Exercise goal: Lay out every line of the data below as a numbered list, leaving out any blank lines.

Material supplied:
· · ·
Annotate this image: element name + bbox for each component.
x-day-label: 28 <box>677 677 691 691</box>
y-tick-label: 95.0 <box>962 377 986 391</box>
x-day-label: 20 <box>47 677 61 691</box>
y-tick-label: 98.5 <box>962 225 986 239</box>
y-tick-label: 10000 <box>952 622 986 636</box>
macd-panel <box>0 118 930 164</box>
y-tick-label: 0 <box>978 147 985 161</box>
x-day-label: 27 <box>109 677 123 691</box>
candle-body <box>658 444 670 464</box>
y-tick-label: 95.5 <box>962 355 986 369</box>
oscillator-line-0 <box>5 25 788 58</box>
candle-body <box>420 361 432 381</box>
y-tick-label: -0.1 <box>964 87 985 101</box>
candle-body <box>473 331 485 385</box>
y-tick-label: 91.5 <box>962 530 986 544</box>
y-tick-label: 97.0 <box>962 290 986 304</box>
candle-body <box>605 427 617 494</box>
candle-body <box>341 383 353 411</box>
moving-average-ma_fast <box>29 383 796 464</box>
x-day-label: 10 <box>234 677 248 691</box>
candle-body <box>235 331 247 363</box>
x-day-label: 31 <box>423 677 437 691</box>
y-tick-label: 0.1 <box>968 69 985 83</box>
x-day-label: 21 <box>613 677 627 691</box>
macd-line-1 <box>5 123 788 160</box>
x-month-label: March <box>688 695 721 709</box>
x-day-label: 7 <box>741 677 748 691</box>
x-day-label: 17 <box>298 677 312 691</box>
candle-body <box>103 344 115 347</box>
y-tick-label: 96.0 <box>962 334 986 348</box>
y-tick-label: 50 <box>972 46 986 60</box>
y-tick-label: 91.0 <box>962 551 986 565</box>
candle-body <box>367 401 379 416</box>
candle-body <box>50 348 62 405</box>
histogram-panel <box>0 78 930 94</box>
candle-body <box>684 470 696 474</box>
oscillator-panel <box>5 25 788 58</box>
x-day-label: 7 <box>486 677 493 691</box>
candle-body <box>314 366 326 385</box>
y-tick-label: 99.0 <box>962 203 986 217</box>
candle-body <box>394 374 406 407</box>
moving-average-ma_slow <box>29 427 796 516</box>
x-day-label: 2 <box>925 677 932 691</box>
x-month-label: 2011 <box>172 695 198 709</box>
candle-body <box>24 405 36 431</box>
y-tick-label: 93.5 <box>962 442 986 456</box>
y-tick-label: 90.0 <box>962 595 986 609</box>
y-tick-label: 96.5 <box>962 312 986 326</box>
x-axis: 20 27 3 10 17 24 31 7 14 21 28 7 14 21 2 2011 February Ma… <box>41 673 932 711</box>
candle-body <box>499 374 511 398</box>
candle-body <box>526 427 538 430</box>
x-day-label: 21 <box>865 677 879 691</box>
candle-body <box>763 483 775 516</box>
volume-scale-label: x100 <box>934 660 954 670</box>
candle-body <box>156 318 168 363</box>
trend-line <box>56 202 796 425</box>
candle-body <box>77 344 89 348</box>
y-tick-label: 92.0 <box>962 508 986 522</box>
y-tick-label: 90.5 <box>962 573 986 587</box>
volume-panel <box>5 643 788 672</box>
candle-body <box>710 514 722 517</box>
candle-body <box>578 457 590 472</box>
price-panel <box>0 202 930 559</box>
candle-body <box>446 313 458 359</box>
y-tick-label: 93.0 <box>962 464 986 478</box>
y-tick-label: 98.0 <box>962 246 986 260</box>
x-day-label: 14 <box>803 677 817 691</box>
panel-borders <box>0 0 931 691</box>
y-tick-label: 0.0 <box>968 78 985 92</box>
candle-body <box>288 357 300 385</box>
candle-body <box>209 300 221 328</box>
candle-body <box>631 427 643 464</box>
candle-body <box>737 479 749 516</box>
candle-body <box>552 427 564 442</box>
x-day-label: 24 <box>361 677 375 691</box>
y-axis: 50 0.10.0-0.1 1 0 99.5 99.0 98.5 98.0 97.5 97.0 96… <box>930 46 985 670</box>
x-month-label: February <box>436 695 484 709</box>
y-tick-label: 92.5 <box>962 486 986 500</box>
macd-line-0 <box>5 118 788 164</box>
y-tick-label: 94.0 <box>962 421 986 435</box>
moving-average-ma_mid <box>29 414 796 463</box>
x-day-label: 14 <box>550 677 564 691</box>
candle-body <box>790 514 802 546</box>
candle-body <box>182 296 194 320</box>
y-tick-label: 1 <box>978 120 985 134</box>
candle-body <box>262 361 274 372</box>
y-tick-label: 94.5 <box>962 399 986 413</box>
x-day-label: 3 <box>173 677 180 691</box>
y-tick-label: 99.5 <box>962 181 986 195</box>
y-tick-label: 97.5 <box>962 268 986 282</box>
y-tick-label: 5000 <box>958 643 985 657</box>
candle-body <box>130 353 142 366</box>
· · ·
Answer to this exercise:
1. Annotate this image: element name + bbox for each component.
2. x-day-label: 28 <box>677 677 691 691</box>
3. y-tick-label: 95.0 <box>962 377 986 391</box>
4. x-day-label: 20 <box>47 677 61 691</box>
5. y-tick-label: 98.5 <box>962 225 986 239</box>
6. y-tick-label: 10000 <box>952 622 986 636</box>
7. macd-panel <box>0 118 930 164</box>
8. y-tick-label: 0 <box>978 147 985 161</box>
9. x-day-label: 27 <box>109 677 123 691</box>
10. candle-body <box>658 444 670 464</box>
11. y-tick-label: 95.5 <box>962 355 986 369</box>
12. oscillator-line-0 <box>5 25 788 58</box>
13. candle-body <box>420 361 432 381</box>
14. y-tick-label: -0.1 <box>964 87 985 101</box>
15. candle-body <box>473 331 485 385</box>
16. y-tick-label: 91.5 <box>962 530 986 544</box>
17. y-tick-label: 97.0 <box>962 290 986 304</box>
18. candle-body <box>605 427 617 494</box>
19. candle-body <box>341 383 353 411</box>
20. moving-average-ma_fast <box>29 383 796 464</box>
21. x-day-label: 10 <box>234 677 248 691</box>
22. candle-body <box>235 331 247 363</box>
23. x-day-label: 31 <box>423 677 437 691</box>
24. y-tick-label: 0.1 <box>968 69 985 83</box>
25. x-day-label: 21 <box>613 677 627 691</box>
26. macd-line-1 <box>5 123 788 160</box>
27. x-month-label: March <box>688 695 721 709</box>
28. x-day-label: 7 <box>741 677 748 691</box>
29. x-day-label: 17 <box>298 677 312 691</box>
30. candle-body <box>103 344 115 347</box>
31. y-tick-label: 96.0 <box>962 334 986 348</box>
32. y-tick-label: 50 <box>972 46 986 60</box>
33. y-tick-label: 91.0 <box>962 551 986 565</box>
34. candle-body <box>367 401 379 416</box>
35. candle-body <box>50 348 62 405</box>
36. histogram-panel <box>0 78 930 94</box>
37. candle-body <box>684 470 696 474</box>
38. oscillator-panel <box>5 25 788 58</box>
39. x-day-label: 7 <box>486 677 493 691</box>
40. candle-body <box>314 366 326 385</box>
41. y-tick-label: 99.0 <box>962 203 986 217</box>
42. candle-body <box>394 374 406 407</box>
43. moving-average-ma_slow <box>29 427 796 516</box>
44. x-day-label: 2 <box>925 677 932 691</box>
45. x-month-label: 2011 <box>172 695 198 709</box>
46. candle-body <box>24 405 36 431</box>
47. y-tick-label: 93.5 <box>962 442 986 456</box>
48. y-tick-label: 90.0 <box>962 595 986 609</box>
49. y-tick-label: 96.5 <box>962 312 986 326</box>
50. x-axis: 20 27 3 10 17 24 31 7 14 21 28 7 14 21 2 2011 February Ma… <box>41 673 932 711</box>
51. candle-body <box>499 374 511 398</box>
52. candle-body <box>526 427 538 430</box>
53. x-day-label: 21 <box>865 677 879 691</box>
54. candle-body <box>763 483 775 516</box>
55. volume-scale-label: x100 <box>934 660 954 670</box>
56. candle-body <box>156 318 168 363</box>
57. trend-line <box>56 202 796 425</box>
58. candle-body <box>77 344 89 348</box>
59. y-tick-label: 92.0 <box>962 508 986 522</box>
60. y-tick-label: 90.5 <box>962 573 986 587</box>
61. volume-panel <box>5 643 788 672</box>
62. candle-body <box>710 514 722 517</box>
63. candle-body <box>578 457 590 472</box>
64. price-panel <box>0 202 930 559</box>
65. candle-body <box>446 313 458 359</box>
66. y-tick-label: 93.0 <box>962 464 986 478</box>
67. y-tick-label: 98.0 <box>962 246 986 260</box>
68. x-day-label: 14 <box>803 677 817 691</box>
69. panel-borders <box>0 0 931 691</box>
70. y-tick-label: 0.0 <box>968 78 985 92</box>
71. candle-body <box>288 357 300 385</box>
72. candle-body <box>209 300 221 328</box>
73. candle-body <box>631 427 643 464</box>
74. candle-body <box>737 479 749 516</box>
75. candle-body <box>552 427 564 442</box>
76. x-day-label: 24 <box>361 677 375 691</box>
77. y-axis: 50 0.10.0-0.1 1 0 99.5 99.0 98.5 98.0 97.5 97.0 96… <box>930 46 985 670</box>
78. x-month-label: February <box>436 695 484 709</box>
79. y-tick-label: 92.5 <box>962 486 986 500</box>
80. macd-line-0 <box>5 118 788 164</box>
81. y-tick-label: 94.0 <box>962 421 986 435</box>
82. moving-average-ma_mid <box>29 414 796 463</box>
83. x-day-label: 14 <box>550 677 564 691</box>
84. candle-body <box>790 514 802 546</box>
85. candle-body <box>182 296 194 320</box>
86. y-tick-label: 1 <box>978 120 985 134</box>
87. candle-body <box>262 361 274 372</box>
88. y-tick-label: 94.5 <box>962 399 986 413</box>
89. x-day-label: 3 <box>173 677 180 691</box>
90. y-tick-label: 99.5 <box>962 181 986 195</box>
91. y-tick-label: 97.5 <box>962 268 986 282</box>
92. y-tick-label: 5000 <box>958 643 985 657</box>
93. candle-body <box>130 353 142 366</box>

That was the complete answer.